What you should do = Reproduce all the entries exactly.

[Chart and figure data]
* START *
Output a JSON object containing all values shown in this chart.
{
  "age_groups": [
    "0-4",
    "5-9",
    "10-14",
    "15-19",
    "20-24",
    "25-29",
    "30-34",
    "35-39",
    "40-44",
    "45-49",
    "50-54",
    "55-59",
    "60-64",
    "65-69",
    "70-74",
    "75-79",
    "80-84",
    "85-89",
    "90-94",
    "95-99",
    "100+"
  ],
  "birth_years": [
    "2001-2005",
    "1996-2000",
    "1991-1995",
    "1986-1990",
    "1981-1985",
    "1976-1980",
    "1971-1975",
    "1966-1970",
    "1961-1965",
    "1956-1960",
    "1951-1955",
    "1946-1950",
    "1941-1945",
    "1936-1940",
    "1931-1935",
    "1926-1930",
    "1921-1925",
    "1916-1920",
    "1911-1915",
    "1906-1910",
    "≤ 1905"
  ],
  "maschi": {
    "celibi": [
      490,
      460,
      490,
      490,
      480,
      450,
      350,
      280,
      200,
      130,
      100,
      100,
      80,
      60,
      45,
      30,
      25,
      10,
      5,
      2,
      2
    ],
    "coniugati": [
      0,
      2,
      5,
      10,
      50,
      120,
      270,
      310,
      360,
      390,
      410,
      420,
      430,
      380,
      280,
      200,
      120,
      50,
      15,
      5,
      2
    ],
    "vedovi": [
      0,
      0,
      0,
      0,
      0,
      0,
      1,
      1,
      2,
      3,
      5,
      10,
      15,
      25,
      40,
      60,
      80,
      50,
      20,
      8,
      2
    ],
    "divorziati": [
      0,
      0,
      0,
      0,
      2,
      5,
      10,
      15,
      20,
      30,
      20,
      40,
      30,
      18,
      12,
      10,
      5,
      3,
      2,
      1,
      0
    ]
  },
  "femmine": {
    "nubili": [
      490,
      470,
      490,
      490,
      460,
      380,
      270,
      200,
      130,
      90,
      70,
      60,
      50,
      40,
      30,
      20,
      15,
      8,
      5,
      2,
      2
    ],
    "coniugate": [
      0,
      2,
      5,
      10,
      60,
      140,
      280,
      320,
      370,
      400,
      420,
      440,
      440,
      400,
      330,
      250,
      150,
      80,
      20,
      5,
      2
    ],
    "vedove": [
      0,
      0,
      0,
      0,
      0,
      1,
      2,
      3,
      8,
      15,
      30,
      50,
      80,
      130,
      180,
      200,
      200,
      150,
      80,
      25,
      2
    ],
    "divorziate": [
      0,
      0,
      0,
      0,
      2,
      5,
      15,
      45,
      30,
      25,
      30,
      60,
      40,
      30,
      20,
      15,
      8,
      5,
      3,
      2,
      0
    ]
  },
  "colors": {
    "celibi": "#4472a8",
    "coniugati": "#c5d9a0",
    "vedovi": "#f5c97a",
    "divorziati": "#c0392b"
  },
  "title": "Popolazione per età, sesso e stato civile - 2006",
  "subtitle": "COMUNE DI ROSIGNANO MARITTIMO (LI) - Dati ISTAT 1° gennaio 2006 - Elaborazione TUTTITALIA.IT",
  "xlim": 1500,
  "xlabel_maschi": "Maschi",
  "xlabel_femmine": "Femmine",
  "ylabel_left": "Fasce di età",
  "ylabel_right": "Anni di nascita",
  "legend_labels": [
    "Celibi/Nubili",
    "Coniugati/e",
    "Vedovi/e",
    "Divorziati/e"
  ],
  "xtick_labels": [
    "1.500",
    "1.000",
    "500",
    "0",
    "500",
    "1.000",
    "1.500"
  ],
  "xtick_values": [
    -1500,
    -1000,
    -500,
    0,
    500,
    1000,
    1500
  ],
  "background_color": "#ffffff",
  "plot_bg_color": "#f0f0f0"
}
* END *
Written solution =
Output a JSON object containing all values shown in this chart.
{
  "age_groups": [
    "0-4",
    "5-9",
    "10-14",
    "15-19",
    "20-24",
    "25-29",
    "30-34",
    "35-39",
    "40-44",
    "45-49",
    "50-54",
    "55-59",
    "60-64",
    "65-69",
    "70-74",
    "75-79",
    "80-84",
    "85-89",
    "90-94",
    "95-99",
    "100+"
  ],
  "birth_years": [
    "2001-2005",
    "1996-2000",
    "1991-1995",
    "1986-1990",
    "1981-1985",
    "1976-1980",
    "1971-1975",
    "1966-1970",
    "1961-1965",
    "1956-1960",
    "1951-1955",
    "1946-1950",
    "1941-1945",
    "1936-1940",
    "1931-1935",
    "1926-1930",
    "1921-1925",
    "1916-1920",
    "1911-1915",
    "1906-1910",
    "≤ 1905"
  ],
  "maschi": {
    "celibi": [
      490,
      460,
      490,
      490,
      480,
      450,
      350,
      280,
      200,
      130,
      100,
      100,
      80,
      60,
      45,
      30,
      25,
      10,
      5,
      2,
      2
    ],
    "coniugati": [
      0,
      2,
      5,
      10,
      50,
      120,
      270,
      310,
      360,
      390,
      410,
      420,
      430,
      380,
      280,
      200,
      120,
      50,
      15,
      5,
      2
    ],
    "vedovi": [
      0,
      0,
      0,
      0,
      0,
      0,
      1,
      1,
      2,
      3,
      5,
      10,
      15,
      25,
      40,
      60,
      80,
      50,
      20,
      8,
      2
    ],
    "divorziati": [
      0,
      0,
      0,
      0,
      2,
      5,
      10,
      15,
      20,
      30,
      20,
      40,
      30,
      18,
      12,
      10,
      5,
      3,
      2,
      1,
      0
    ]
  },
  "femmine": {
    "nubili": [
      490,
      470,
      490,
      490,
      460,
      380,
      270,
      200,
      130,
      90,
      70,
      60,
      50,
      40,
      30,
      20,
      15,
      8,
      5,
      2,
      2
    ],
    "coniugate": [
      0,
      2,
      5,
      10,
      60,
      140,
      280,
      320,
      370,
      400,
      420,
      440,
      440,
      400,
      330,
      250,
      150,
      80,
      20,
      5,
      2
    ],
    "vedove": [
      0,
      0,
      0,
      0,
      0,
      1,
      2,
      3,
      8,
      15,
      30,
      50,
      80,
      130,
      180,
      200,
      200,
      150,
      80,
      25,
      2
    ],
    "divorziate": [
      0,
      0,
      0,
      0,
      2,
      5,
      15,
      45,
      30,
      25,
      30,
      60,
      40,
      30,
      20,
      15,
      8,
      5,
      3,
      2,
      0
    ]
  },
  "colors": {
    "celibi": "#4472a8",
    "coniugati": "#c5d9a0",
    "vedovi": "#f5c97a",
    "divorziati": "#c0392b"
  },
  "title": "Popolazione per età, sesso e stato civile - 2006",
  "subtitle": "COMUNE DI ROSIGNANO MARITTIMO (LI) - Dati ISTAT 1° gennaio 2006 - Elaborazione TUTTITALIA.IT",
  "xlim": 1500,
  "xlabel_maschi": "Maschi",
  "xlabel_femmine": "Femmine",
  "ylabel_left": "Fasce di età",
  "ylabel_right": "Anni di nascita",
  "legend_labels": [
    "Celibi/Nubili",
    "Coniugati/e",
    "Vedovi/e",
    "Divorziati/e"
  ],
  "xtick_labels": [
    "1.500",
    "1.000",
    "500",
    "0",
    "500",
    "1.000",
    "1.500"
  ],
  "xtick_values": [
    -1500,
    -1000,
    -500,
    0,
    500,
    1000,
    1500
  ],
  "background_color": "#ffffff",
  "plot_bg_color": "#f0f0f0"
}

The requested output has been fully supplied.